+++ Supplied records

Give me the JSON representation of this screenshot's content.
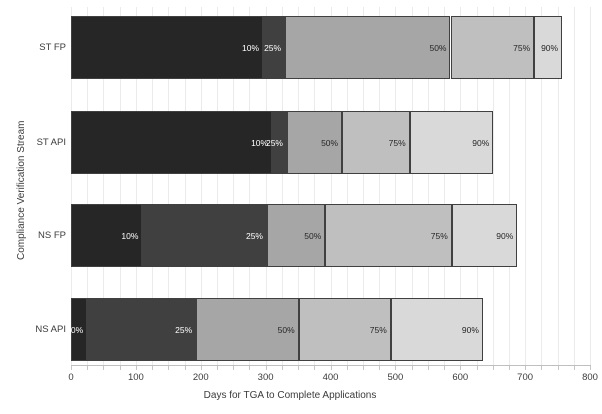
{
  "chart_data": {
    "type": "bar",
    "variant": "horizontal-stacked-percentile",
    "title": "",
    "xlabel": "Days for TGA to Complete Applications",
    "ylabel": "Compliance Verification Stream",
    "xlim": [
      0,
      800
    ],
    "x_major_tick_interval": 100,
    "x_minor_tick_interval": 25,
    "x_tick_labels": [
      "0",
      "100",
      "200",
      "300",
      "400",
      "500",
      "600",
      "700",
      "800"
    ],
    "grid": "vertical-minor-gridlines",
    "legend": "none",
    "percentile_labels": [
      "10%",
      "25%",
      "50%",
      "75%",
      "90%"
    ],
    "segment_colors": [
      "#262626",
      "#404040",
      "#a6a6a6",
      "#bfbfbf",
      "#d9d9d9"
    ],
    "segment_label_colors": [
      "#ffffff",
      "#ffffff",
      "#262626",
      "#262626",
      "#262626"
    ],
    "categories": [
      "ST FP",
      "ST API",
      "NS FP",
      "NS API"
    ],
    "rows": [
      {
        "category": "ST FP",
        "cumulative_days": {
          "10%": 296,
          "25%": 330,
          "50%": 585,
          "75%": 714,
          "90%": 757
        }
      },
      {
        "category": "ST API",
        "cumulative_days": {
          "10%": 310,
          "25%": 333,
          "50%": 418,
          "75%": 522,
          "90%": 651
        }
      },
      {
        "category": "NS FP",
        "cumulative_days": {
          "10%": 110,
          "25%": 302,
          "50%": 392,
          "75%": 587,
          "90%": 688
        }
      },
      {
        "category": "NS API",
        "cumulative_days": {
          "10%": 25,
          "25%": 193,
          "50%": 351,
          "75%": 493,
          "90%": 635
        }
      }
    ]
  },
  "colors": {
    "axis_line": "#bfbfbf",
    "gridline": "#ebebeb",
    "tick_label": "#3b3b3b",
    "axis_title": "#3b3b3b",
    "segment_border": "#404040",
    "background": "#ffffff"
  }
}
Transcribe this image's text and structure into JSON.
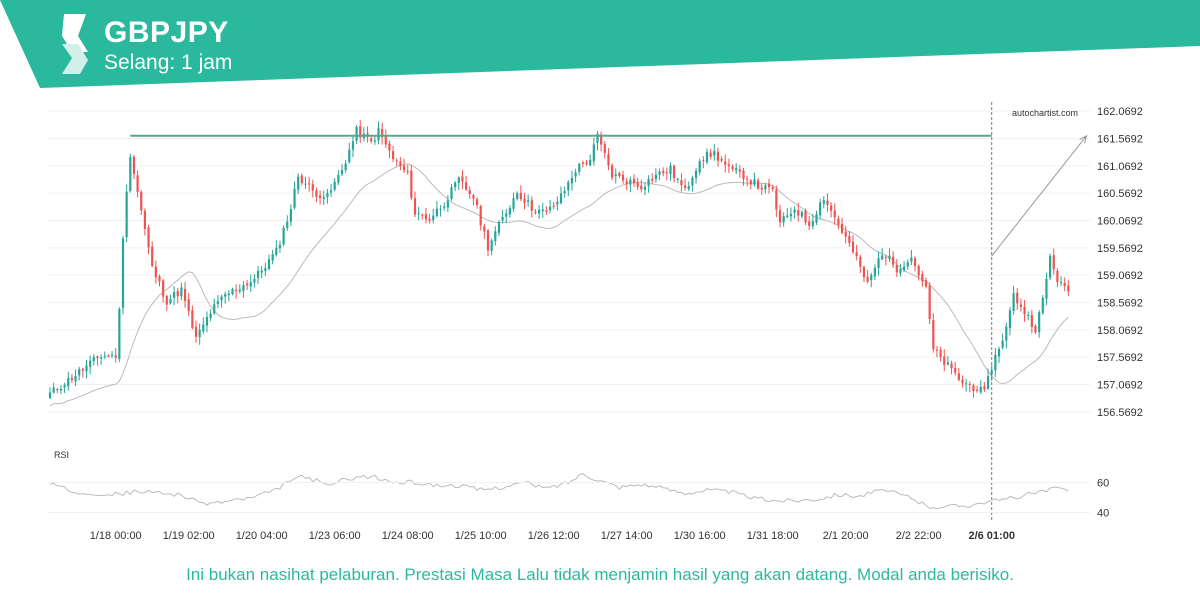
{
  "header": {
    "symbol": "GBPJPY",
    "interval": "Selang: 1 jam",
    "brand_color": "#2bb99e",
    "logo_icon": "autochartist-logo-icon"
  },
  "watermark": "autochartist.com",
  "disclaimer": "Ini bukan nasihat pelaburan. Prestasi Masa Lalu tidak menjamin hasil yang akan datang. Modal anda berisiko.",
  "colors": {
    "up_candle": "#26a69a",
    "down_candle": "#ef5350",
    "resistance_line": "#5aa88a",
    "moving_average": "#bbbbbb",
    "rsi_line": "#bbbbbb",
    "projection": "#999999",
    "grid": "#f0f0f0"
  },
  "chart_data": {
    "type": "candlestick",
    "price_axis": {
      "range": [
        156.2,
        162.2
      ],
      "ticks": [
        162.0692,
        161.5692,
        161.0692,
        160.5692,
        160.0692,
        159.5692,
        159.0692,
        158.5692,
        158.0692,
        157.5692,
        157.0692,
        156.5692
      ],
      "tick_labels": [
        "162.0692",
        "161.5692",
        "161.0692",
        "160.5692",
        "160.0692",
        "159.5692",
        "159.0692",
        "158.5692",
        "158.0692",
        "157.5692",
        "157.0692",
        "156.5692"
      ]
    },
    "x_axis": {
      "tick_labels": [
        "1/18 00:00",
        "1/19 02:00",
        "1/20 04:00",
        "1/23 06:00",
        "1/24 08:00",
        "1/25 10:00",
        "1/26 12:00",
        "1/27 14:00",
        "1/30 16:00",
        "1/31 18:00",
        "2/1 20:00",
        "2/2 22:00",
        "2/6 01:00"
      ],
      "tick_bars": [
        18,
        38,
        58,
        78,
        98,
        118,
        138,
        158,
        178,
        198,
        218,
        238,
        258
      ],
      "highlight_label": "2/6 01:00",
      "highlight_bar": 258
    },
    "resistance": {
      "level": 161.62,
      "from_bar": 22,
      "to_bar": 258
    },
    "projection": {
      "from_bar": 258,
      "from_price": 159.42,
      "to_bar": 284,
      "to_price": 161.62
    },
    "close_anchors": [
      [
        0,
        156.9
      ],
      [
        8,
        157.3
      ],
      [
        14,
        157.6
      ],
      [
        18,
        157.6
      ],
      [
        19,
        158.4
      ],
      [
        20,
        159.8
      ],
      [
        22,
        161.3
      ],
      [
        24,
        160.6
      ],
      [
        28,
        159.2
      ],
      [
        32,
        158.6
      ],
      [
        36,
        158.8
      ],
      [
        40,
        157.9
      ],
      [
        44,
        158.4
      ],
      [
        48,
        158.7
      ],
      [
        56,
        159.0
      ],
      [
        62,
        159.5
      ],
      [
        66,
        160.3
      ],
      [
        68,
        160.9
      ],
      [
        72,
        160.6
      ],
      [
        76,
        160.5
      ],
      [
        80,
        161.0
      ],
      [
        84,
        161.7
      ],
      [
        88,
        161.5
      ],
      [
        90,
        161.7
      ],
      [
        94,
        161.2
      ],
      [
        98,
        160.9
      ],
      [
        100,
        160.2
      ],
      [
        104,
        160.1
      ],
      [
        108,
        160.4
      ],
      [
        112,
        160.8
      ],
      [
        116,
        160.5
      ],
      [
        120,
        159.6
      ],
      [
        124,
        160.1
      ],
      [
        128,
        160.6
      ],
      [
        132,
        160.3
      ],
      [
        136,
        160.2
      ],
      [
        140,
        160.5
      ],
      [
        144,
        161.0
      ],
      [
        148,
        161.2
      ],
      [
        150,
        161.6
      ],
      [
        154,
        160.9
      ],
      [
        158,
        160.8
      ],
      [
        162,
        160.7
      ],
      [
        166,
        160.9
      ],
      [
        170,
        161.0
      ],
      [
        174,
        160.6
      ],
      [
        178,
        161.2
      ],
      [
        182,
        161.3
      ],
      [
        186,
        161.0
      ],
      [
        190,
        160.9
      ],
      [
        194,
        160.7
      ],
      [
        198,
        160.6
      ],
      [
        200,
        160.0
      ],
      [
        204,
        160.3
      ],
      [
        208,
        160.0
      ],
      [
        212,
        160.5
      ],
      [
        216,
        160.0
      ],
      [
        220,
        159.5
      ],
      [
        224,
        158.9
      ],
      [
        228,
        159.5
      ],
      [
        232,
        159.2
      ],
      [
        236,
        159.4
      ],
      [
        240,
        158.8
      ],
      [
        242,
        157.7
      ],
      [
        246,
        157.4
      ],
      [
        250,
        157.1
      ],
      [
        254,
        157.0
      ],
      [
        256,
        156.9
      ],
      [
        258,
        157.4
      ],
      [
        262,
        158.1
      ],
      [
        264,
        158.7
      ],
      [
        268,
        158.3
      ],
      [
        270,
        158.1
      ],
      [
        272,
        158.6
      ],
      [
        274,
        159.4
      ],
      [
        276,
        159.0
      ],
      [
        278,
        158.8
      ]
    ],
    "rsi": {
      "label": "RSI",
      "ticks": [
        60,
        40
      ],
      "tick_labels": [
        "60",
        "40"
      ],
      "range": [
        35,
        75
      ],
      "anchors": [
        [
          0,
          59
        ],
        [
          6,
          54
        ],
        [
          12,
          53
        ],
        [
          18,
          52
        ],
        [
          24,
          54
        ],
        [
          30,
          53
        ],
        [
          36,
          52
        ],
        [
          40,
          47
        ],
        [
          44,
          46
        ],
        [
          50,
          48
        ],
        [
          56,
          50
        ],
        [
          62,
          55
        ],
        [
          66,
          62
        ],
        [
          70,
          64
        ],
        [
          76,
          58
        ],
        [
          82,
          63
        ],
        [
          88,
          64
        ],
        [
          94,
          60
        ],
        [
          100,
          60
        ],
        [
          106,
          58
        ],
        [
          112,
          58
        ],
        [
          118,
          55
        ],
        [
          124,
          57
        ],
        [
          130,
          60
        ],
        [
          136,
          56
        ],
        [
          142,
          60
        ],
        [
          146,
          66
        ],
        [
          150,
          62
        ],
        [
          156,
          57
        ],
        [
          162,
          59
        ],
        [
          168,
          56
        ],
        [
          174,
          53
        ],
        [
          180,
          55
        ],
        [
          186,
          54
        ],
        [
          192,
          50
        ],
        [
          198,
          48
        ],
        [
          204,
          48
        ],
        [
          210,
          49
        ],
        [
          216,
          52
        ],
        [
          222,
          51
        ],
        [
          226,
          54
        ],
        [
          230,
          54
        ],
        [
          236,
          50
        ],
        [
          240,
          44
        ],
        [
          246,
          44
        ],
        [
          252,
          45
        ],
        [
          256,
          47
        ],
        [
          260,
          48
        ],
        [
          264,
          50
        ],
        [
          268,
          52
        ],
        [
          272,
          54
        ],
        [
          276,
          56
        ],
        [
          278,
          55
        ]
      ]
    }
  }
}
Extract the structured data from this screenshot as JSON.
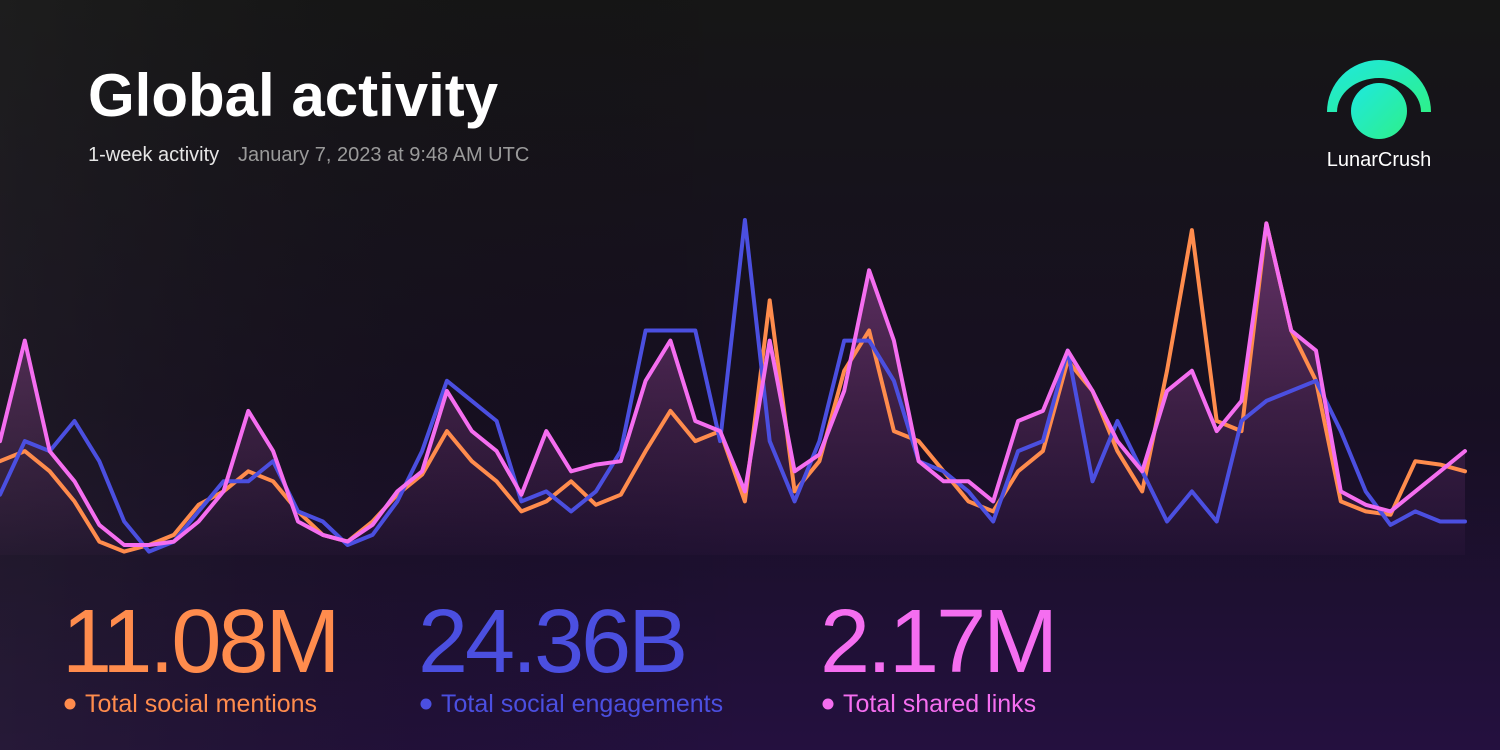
{
  "header": {
    "title": "Global activity",
    "period": "1-week activity",
    "timestamp": "January 7, 2023 at 9:48 AM UTC",
    "brand": "LunarCrush"
  },
  "chart_data": {
    "type": "line",
    "ylim": [
      0,
      100
    ],
    "series": [
      {
        "name": "Total social mentions",
        "total": "11.08M",
        "color": "#ff8c4d",
        "values": [
          28,
          31,
          25,
          16,
          4,
          1,
          3,
          6,
          15,
          19,
          25,
          22,
          13,
          6,
          4,
          10,
          18,
          24,
          37,
          28,
          22,
          13,
          16,
          22,
          15,
          18,
          31,
          43,
          34,
          37,
          16,
          76,
          19,
          28,
          55,
          67,
          37,
          34,
          25,
          16,
          13,
          25,
          31,
          58,
          49,
          31,
          19,
          55,
          97,
          40,
          37,
          99,
          67,
          52,
          16,
          13,
          12,
          28,
          27,
          25
        ]
      },
      {
        "name": "Total social engagements",
        "total": "24.36B",
        "color": "#4b4fe0",
        "values": [
          18,
          34,
          31,
          40,
          28,
          10,
          1,
          4,
          13,
          22,
          22,
          28,
          13,
          10,
          3,
          6,
          16,
          31,
          52,
          46,
          40,
          16,
          19,
          13,
          19,
          31,
          67,
          67,
          67,
          34,
          100,
          34,
          16,
          34,
          64,
          64,
          52,
          28,
          25,
          19,
          10,
          31,
          34,
          61,
          22,
          40,
          25,
          10,
          19,
          10,
          40,
          46,
          49,
          52,
          37,
          19,
          9,
          13,
          10,
          10
        ]
      },
      {
        "name": "Total shared links",
        "total": "2.17M",
        "color": "#f56ef0",
        "values": [
          34,
          64,
          31,
          22,
          9,
          3,
          3,
          4,
          10,
          19,
          43,
          31,
          10,
          6,
          4,
          9,
          19,
          25,
          49,
          37,
          31,
          18,
          37,
          25,
          27,
          28,
          52,
          64,
          40,
          37,
          19,
          64,
          25,
          30,
          49,
          85,
          64,
          28,
          22,
          22,
          16,
          40,
          43,
          61,
          49,
          34,
          25,
          49,
          55,
          37,
          46,
          99,
          67,
          61,
          19,
          15,
          13,
          19,
          25,
          31
        ]
      }
    ]
  }
}
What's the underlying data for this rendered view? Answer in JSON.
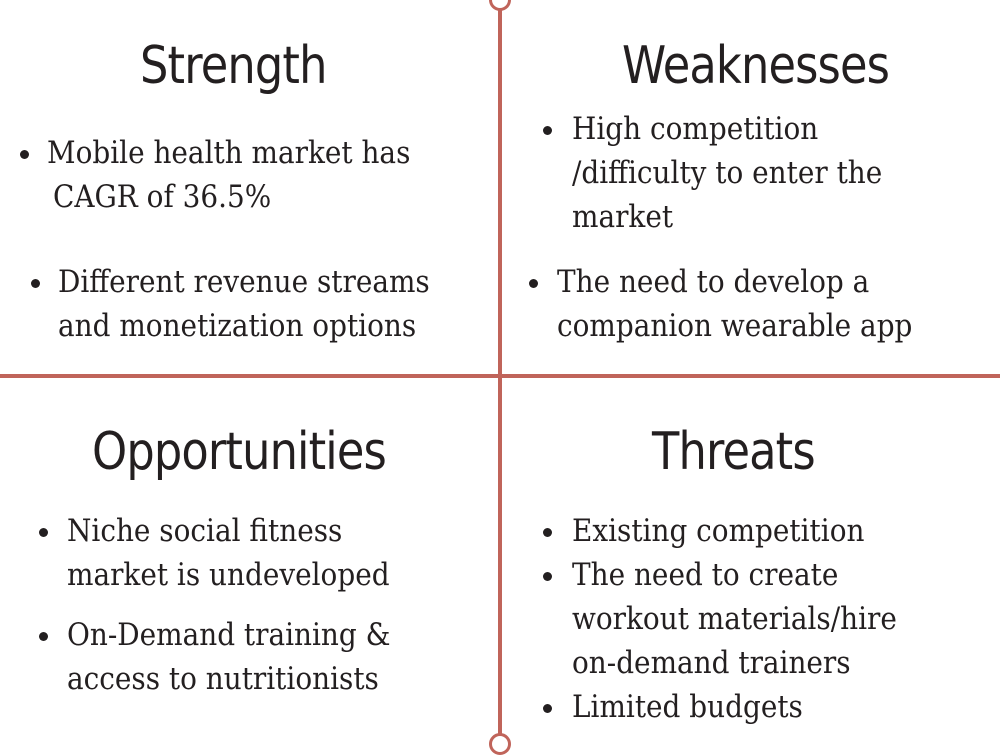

++++++

• **Problem description**
Search the data for the string "name" and copy each line where it appears.

• **Correct output**
        "name": "Total social mentions",
        "name": "Total social engagements",
        "name": "Total shared links",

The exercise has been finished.